The exercise
State the number of lines that contain the word "screenshot", and add nothing else.

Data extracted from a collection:
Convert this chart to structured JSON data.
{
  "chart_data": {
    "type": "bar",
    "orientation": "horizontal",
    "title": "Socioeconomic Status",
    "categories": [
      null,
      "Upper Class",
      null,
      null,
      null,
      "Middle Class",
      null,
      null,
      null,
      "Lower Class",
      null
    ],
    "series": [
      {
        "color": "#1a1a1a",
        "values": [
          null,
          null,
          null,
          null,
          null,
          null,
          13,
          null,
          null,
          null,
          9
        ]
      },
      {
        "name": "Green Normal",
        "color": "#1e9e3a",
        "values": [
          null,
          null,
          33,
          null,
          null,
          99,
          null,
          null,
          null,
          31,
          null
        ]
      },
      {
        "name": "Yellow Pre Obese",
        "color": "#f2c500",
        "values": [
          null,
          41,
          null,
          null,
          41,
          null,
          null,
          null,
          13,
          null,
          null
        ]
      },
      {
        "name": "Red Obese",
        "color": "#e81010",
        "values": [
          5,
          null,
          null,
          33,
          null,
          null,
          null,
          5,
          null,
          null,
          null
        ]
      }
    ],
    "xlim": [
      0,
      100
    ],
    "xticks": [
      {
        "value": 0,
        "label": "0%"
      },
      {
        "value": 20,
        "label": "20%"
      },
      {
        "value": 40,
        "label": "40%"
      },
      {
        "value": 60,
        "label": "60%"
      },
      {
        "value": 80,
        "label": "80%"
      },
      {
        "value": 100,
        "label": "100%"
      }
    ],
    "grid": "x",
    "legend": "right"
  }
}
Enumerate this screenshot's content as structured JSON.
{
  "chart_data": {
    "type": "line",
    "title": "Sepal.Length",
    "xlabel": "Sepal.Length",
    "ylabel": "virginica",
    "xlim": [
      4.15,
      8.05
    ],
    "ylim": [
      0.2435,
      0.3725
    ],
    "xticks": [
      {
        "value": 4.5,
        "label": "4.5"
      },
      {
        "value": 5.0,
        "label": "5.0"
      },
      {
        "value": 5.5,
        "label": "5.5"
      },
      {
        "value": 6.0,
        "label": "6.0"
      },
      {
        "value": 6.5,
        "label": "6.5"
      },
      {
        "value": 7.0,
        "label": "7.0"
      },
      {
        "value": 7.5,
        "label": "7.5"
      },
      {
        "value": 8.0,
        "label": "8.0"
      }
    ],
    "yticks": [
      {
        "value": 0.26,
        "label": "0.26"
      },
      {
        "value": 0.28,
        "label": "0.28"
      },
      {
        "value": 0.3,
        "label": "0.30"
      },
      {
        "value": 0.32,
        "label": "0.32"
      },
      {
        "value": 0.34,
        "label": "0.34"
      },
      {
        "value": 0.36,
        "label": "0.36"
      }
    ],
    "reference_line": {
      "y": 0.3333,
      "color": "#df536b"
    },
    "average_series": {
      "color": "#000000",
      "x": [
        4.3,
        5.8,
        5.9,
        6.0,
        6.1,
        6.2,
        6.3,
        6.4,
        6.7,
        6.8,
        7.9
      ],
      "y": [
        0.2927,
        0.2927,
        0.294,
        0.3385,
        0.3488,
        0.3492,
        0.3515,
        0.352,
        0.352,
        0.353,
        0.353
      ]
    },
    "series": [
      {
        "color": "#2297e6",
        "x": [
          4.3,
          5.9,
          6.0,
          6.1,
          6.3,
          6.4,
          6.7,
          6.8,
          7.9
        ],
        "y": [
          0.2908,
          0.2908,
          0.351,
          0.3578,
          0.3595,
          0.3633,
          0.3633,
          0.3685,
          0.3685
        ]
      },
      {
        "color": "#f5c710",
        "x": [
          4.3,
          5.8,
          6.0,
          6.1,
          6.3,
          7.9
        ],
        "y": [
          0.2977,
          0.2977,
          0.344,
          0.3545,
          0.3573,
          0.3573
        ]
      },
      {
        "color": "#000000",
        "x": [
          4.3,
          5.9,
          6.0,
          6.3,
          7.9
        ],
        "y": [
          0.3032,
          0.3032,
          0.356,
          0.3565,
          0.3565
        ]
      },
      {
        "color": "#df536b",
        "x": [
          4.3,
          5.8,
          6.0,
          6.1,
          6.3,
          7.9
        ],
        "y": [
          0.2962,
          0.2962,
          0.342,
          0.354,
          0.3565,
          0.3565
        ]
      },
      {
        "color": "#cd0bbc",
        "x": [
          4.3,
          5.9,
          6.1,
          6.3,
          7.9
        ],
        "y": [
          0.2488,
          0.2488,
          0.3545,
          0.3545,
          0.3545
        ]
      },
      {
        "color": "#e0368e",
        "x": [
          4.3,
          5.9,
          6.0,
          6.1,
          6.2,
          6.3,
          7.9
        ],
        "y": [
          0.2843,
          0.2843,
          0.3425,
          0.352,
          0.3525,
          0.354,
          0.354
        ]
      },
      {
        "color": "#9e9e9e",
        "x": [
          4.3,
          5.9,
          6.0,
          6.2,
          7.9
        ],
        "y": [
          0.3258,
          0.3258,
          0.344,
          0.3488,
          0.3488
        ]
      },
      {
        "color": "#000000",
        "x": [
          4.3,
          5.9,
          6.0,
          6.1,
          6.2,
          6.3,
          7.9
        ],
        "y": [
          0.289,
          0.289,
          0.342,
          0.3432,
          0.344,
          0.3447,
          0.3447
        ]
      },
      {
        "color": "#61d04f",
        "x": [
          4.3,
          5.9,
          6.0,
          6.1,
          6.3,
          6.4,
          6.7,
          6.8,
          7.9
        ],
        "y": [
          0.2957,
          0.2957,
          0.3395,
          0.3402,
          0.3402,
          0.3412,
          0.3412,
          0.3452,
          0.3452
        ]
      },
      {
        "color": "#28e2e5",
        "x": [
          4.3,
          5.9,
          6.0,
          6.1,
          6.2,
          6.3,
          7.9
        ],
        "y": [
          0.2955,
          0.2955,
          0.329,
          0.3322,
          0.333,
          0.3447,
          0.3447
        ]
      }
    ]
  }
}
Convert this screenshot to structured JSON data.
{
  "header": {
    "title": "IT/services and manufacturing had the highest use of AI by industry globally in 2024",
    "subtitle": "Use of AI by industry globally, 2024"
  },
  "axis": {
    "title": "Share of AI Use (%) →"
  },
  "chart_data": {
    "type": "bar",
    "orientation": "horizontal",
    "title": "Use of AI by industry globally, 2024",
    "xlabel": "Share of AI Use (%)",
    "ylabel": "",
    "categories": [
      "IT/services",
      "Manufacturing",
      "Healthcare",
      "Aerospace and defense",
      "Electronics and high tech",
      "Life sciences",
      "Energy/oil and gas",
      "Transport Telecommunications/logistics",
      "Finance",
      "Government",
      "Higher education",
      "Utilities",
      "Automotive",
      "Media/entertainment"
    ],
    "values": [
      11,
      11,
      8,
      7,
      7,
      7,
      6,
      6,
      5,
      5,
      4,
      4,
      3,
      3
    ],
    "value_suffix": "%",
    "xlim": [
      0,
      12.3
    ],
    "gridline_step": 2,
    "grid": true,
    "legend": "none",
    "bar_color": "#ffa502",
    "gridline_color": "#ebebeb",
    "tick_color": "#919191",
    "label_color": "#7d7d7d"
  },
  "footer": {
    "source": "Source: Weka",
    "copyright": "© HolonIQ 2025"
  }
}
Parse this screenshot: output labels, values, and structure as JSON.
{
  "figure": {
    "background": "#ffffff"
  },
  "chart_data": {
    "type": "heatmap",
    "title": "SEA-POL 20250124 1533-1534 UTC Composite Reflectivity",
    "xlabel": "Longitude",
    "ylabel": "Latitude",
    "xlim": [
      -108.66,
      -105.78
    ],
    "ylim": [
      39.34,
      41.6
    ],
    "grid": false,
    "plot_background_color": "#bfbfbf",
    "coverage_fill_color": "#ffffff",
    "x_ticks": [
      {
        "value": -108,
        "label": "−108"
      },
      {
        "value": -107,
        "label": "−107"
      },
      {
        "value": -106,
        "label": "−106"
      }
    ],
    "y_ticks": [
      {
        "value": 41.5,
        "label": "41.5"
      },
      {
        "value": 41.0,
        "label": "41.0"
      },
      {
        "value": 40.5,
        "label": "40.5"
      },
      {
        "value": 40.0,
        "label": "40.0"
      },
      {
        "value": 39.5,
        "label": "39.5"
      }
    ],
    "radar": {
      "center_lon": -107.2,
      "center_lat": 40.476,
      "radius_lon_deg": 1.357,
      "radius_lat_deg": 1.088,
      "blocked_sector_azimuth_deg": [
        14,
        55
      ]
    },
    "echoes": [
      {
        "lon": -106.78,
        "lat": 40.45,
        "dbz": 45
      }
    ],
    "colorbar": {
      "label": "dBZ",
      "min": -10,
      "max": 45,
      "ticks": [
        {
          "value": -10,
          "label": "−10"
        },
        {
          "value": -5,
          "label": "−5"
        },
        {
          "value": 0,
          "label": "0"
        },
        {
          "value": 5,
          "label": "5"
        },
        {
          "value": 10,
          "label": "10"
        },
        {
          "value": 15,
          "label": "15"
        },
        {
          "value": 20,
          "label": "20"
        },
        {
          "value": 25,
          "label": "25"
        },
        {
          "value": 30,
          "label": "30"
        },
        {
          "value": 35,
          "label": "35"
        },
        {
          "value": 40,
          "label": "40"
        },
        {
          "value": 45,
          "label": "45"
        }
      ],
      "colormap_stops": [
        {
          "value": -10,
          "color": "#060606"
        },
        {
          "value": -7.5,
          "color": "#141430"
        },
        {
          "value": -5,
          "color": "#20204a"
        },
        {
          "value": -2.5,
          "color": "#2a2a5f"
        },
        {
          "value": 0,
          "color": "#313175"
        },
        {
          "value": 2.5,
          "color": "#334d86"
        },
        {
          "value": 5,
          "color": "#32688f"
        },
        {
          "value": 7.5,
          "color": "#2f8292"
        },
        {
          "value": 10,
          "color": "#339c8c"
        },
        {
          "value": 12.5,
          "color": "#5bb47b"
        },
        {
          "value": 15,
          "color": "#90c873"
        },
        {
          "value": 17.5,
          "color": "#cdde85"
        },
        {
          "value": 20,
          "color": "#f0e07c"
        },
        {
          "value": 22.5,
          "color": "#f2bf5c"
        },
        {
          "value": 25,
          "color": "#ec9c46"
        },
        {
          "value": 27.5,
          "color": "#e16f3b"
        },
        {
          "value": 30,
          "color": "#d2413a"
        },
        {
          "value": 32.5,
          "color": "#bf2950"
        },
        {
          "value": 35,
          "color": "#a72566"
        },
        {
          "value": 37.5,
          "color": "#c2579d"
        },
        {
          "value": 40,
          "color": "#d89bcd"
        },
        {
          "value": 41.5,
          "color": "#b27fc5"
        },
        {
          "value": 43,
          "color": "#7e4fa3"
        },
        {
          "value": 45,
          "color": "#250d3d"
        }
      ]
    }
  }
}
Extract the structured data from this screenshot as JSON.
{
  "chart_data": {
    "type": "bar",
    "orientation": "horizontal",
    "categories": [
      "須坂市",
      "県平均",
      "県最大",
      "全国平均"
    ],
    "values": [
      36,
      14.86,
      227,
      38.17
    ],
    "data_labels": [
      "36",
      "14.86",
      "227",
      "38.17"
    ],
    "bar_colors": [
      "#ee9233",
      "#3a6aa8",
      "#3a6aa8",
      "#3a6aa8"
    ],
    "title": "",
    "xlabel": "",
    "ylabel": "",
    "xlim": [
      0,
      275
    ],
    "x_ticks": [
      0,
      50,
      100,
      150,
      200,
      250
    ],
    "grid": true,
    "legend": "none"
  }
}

Answer for this exercise
4